■ **Stored records**:
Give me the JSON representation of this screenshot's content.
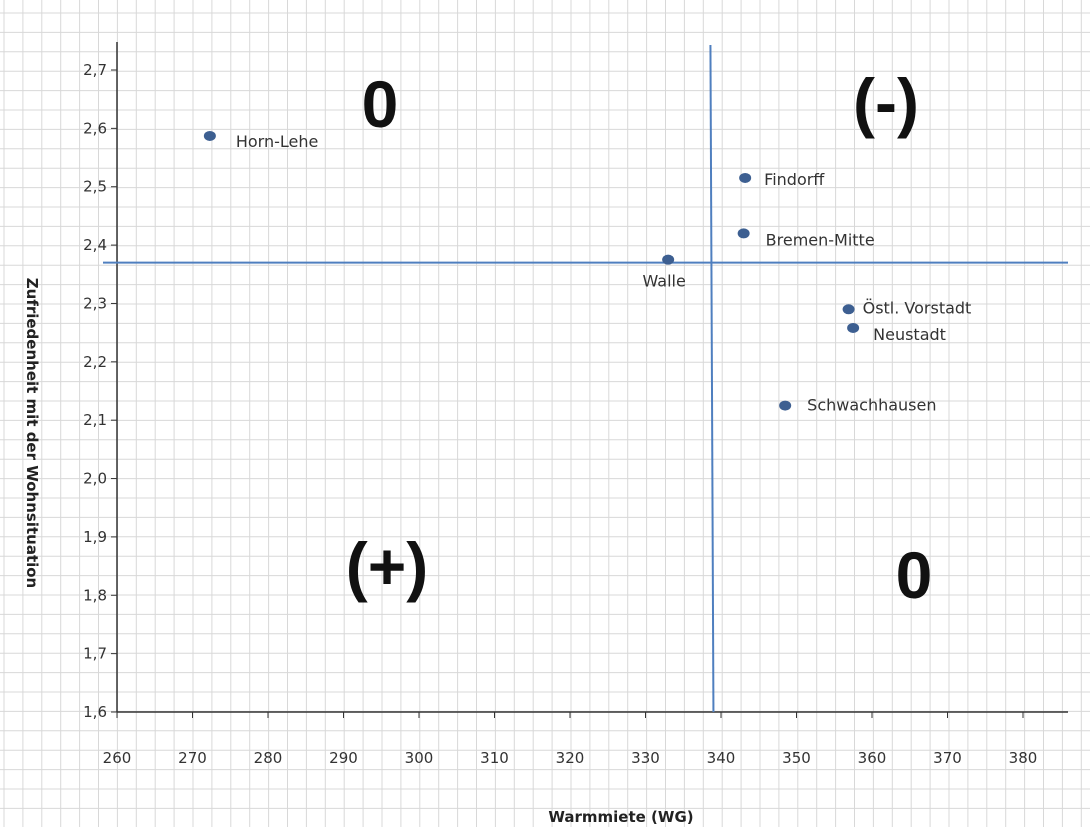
{
  "chart_data": {
    "type": "scatter",
    "xlabel": "Warmmiete (WG)",
    "ylabel": "Zufriedenheit mit der Wohnsituation",
    "xlim": [
      260,
      385
    ],
    "ylim": [
      1.6,
      2.75
    ],
    "x_ticks": [
      "260",
      "270",
      "280",
      "290",
      "300",
      "310",
      "320",
      "330",
      "340",
      "350",
      "360",
      "370",
      "380"
    ],
    "y_ticks": [
      "1,6",
      "1,7",
      "1,8",
      "1,9",
      "2,0",
      "2,1",
      "2,2",
      "2,3",
      "2,4",
      "2,5",
      "2,6",
      "2,7"
    ],
    "grid": true,
    "points": [
      {
        "label": "Horn-Lehe",
        "x": 272.3,
        "y": 2.587
      },
      {
        "label": "Findorff",
        "x": 343.2,
        "y": 2.515
      },
      {
        "label": "Bremen-Mitte",
        "x": 343.0,
        "y": 2.42
      },
      {
        "label": "Walle",
        "x": 333.0,
        "y": 2.375
      },
      {
        "label": "Östl. Vorstadt",
        "x": 356.9,
        "y": 2.29
      },
      {
        "label": "Neustadt",
        "x": 357.5,
        "y": 2.258
      },
      {
        "label": "Schwachhausen",
        "x": 348.5,
        "y": 2.125
      }
    ],
    "reference_lines": {
      "x": 338.8,
      "y": 2.37
    },
    "quadrant_labels": {
      "top_left": "0",
      "top_right": "(-)",
      "bottom_left": "(+)",
      "bottom_right": "0"
    },
    "colors": {
      "point": "#3d5f91",
      "reference_line": "#4f7fbf",
      "grid": "#d8d8d8",
      "axis": "#333333"
    }
  }
}
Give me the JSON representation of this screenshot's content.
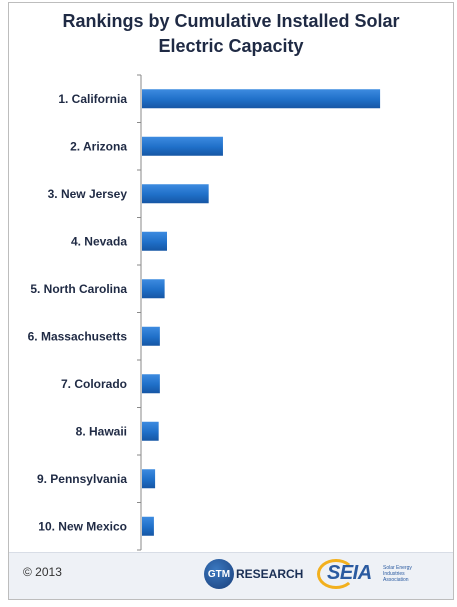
{
  "chart_data": {
    "type": "bar",
    "orientation": "horizontal",
    "title": "Rankings by Cumulative Installed Solar Electric Capacity",
    "title_lines": [
      "Rankings by Cumulative Installed Solar",
      "Electric Capacity"
    ],
    "categories": [
      "1. California",
      "2. Arizona",
      "3. New Jersey",
      "4. Nevada",
      "5. North Carolina",
      "6. Massachusetts",
      "7. Colorado",
      "8. Hawaii",
      "9. Pennsylvania",
      "10. New Mexico"
    ],
    "values": [
      100,
      34,
      28,
      10.5,
      9.5,
      7.5,
      7.5,
      7,
      5.5,
      5
    ],
    "xlim": [
      0,
      126
    ],
    "bar_color": "#1f6fc8",
    "grid": false,
    "legend": "none"
  },
  "footer": {
    "copyright": "© 2013",
    "gtm_badge": "GTM",
    "gtm_label": "RESEARCH",
    "seia_label": "SEIA",
    "seia_sub": "Solar Energy Industries Association"
  }
}
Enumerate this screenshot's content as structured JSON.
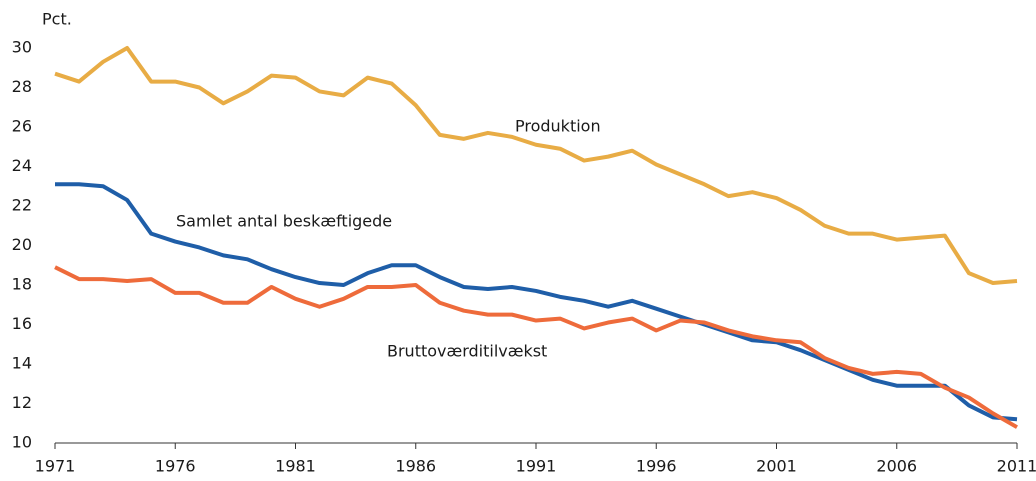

■ **Work instructions**: Copy out every line in the listing where the word "Solar" appears.

■ **Response to this exercise**:
    "title": "Rankings by Cumulative Installed Solar Electric Capacity",
      "Rankings by Cumulative Installed Solar",
    "seia_sub": "Solar Energy Industries Association"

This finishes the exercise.